▸ **RECORDS TO PROCESS**
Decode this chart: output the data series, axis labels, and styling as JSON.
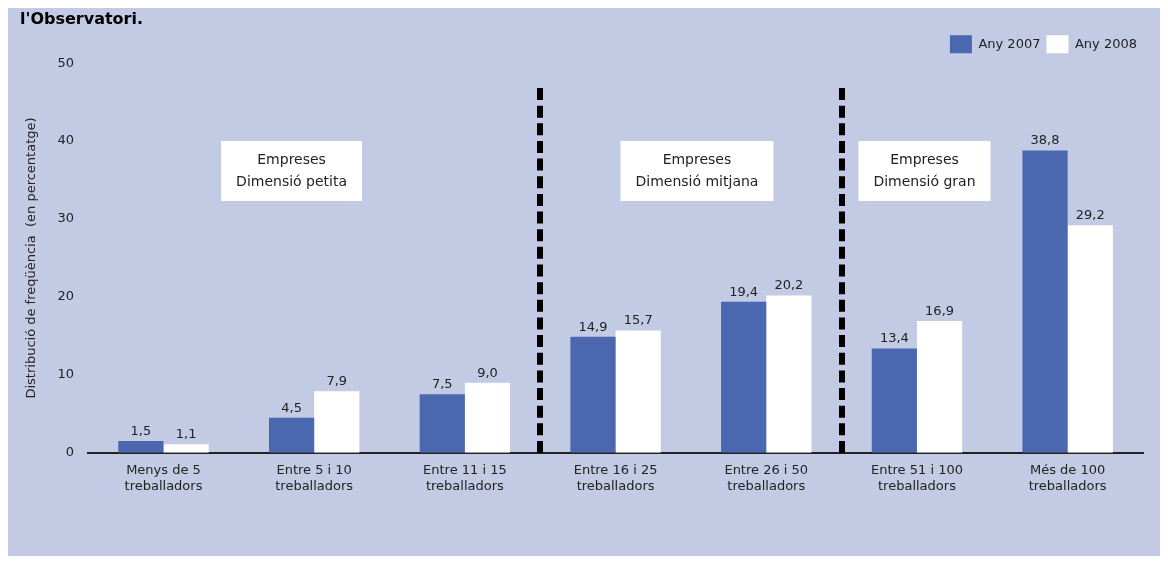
{
  "chart_data": {
    "type": "bar",
    "title": "l'Observatori.",
    "ylabel": "Distribució de freqüència  (en percentatge)",
    "categories": [
      "Menys de 5\ntreballadors",
      "Entre 5 i 10\ntreballadors",
      "Entre 11 i 15\ntreballadors",
      "Entre 16 i 25\ntreballadors",
      "Entre 26 i 50\ntreballadors",
      "Entre 51 i 100\ntreballadors",
      "Més de 100\ntreballadors"
    ],
    "series": [
      {
        "name": "Any 2007",
        "color": "#4a67b0",
        "values": [
          1.5,
          4.5,
          7.5,
          14.9,
          19.4,
          13.4,
          38.8
        ],
        "value_labels": [
          "1,5",
          "4,5",
          "7,5",
          "14,9",
          "19,4",
          "13,4",
          "38,8"
        ]
      },
      {
        "name": "Any 2008",
        "color": "#ffffff",
        "values": [
          1.1,
          7.9,
          9.0,
          15.7,
          20.2,
          16.9,
          29.2
        ],
        "value_labels": [
          "1,1",
          "7,9",
          "9,0",
          "15,7",
          "20,2",
          "16,9",
          "29,2"
        ]
      }
    ],
    "ylim": [
      0,
      50
    ],
    "yticks": [
      0,
      10,
      20,
      30,
      40,
      50
    ],
    "grid": false,
    "legend": "top right",
    "annotations": [
      "Empreses\nDimensió petita",
      "Empreses\nDimensió mitjana",
      "Empreses\nDimensió gran"
    ]
  }
}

▸ **STATED GOAL**
Select and copy each line from the data that includes the word "ntreballadors".

▸ **CORRECT ANSWER**
      "Menys de 5\ntreballadors",
      "Entre 5 i 10\ntreballadors",
      "Entre 11 i 15\ntreballadors",
      "Entre 16 i 25\ntreballadors",
      "Entre 26 i 50\ntreballadors",
      "Entre 51 i 100\ntreballadors",
      "Més de 100\ntreballadors"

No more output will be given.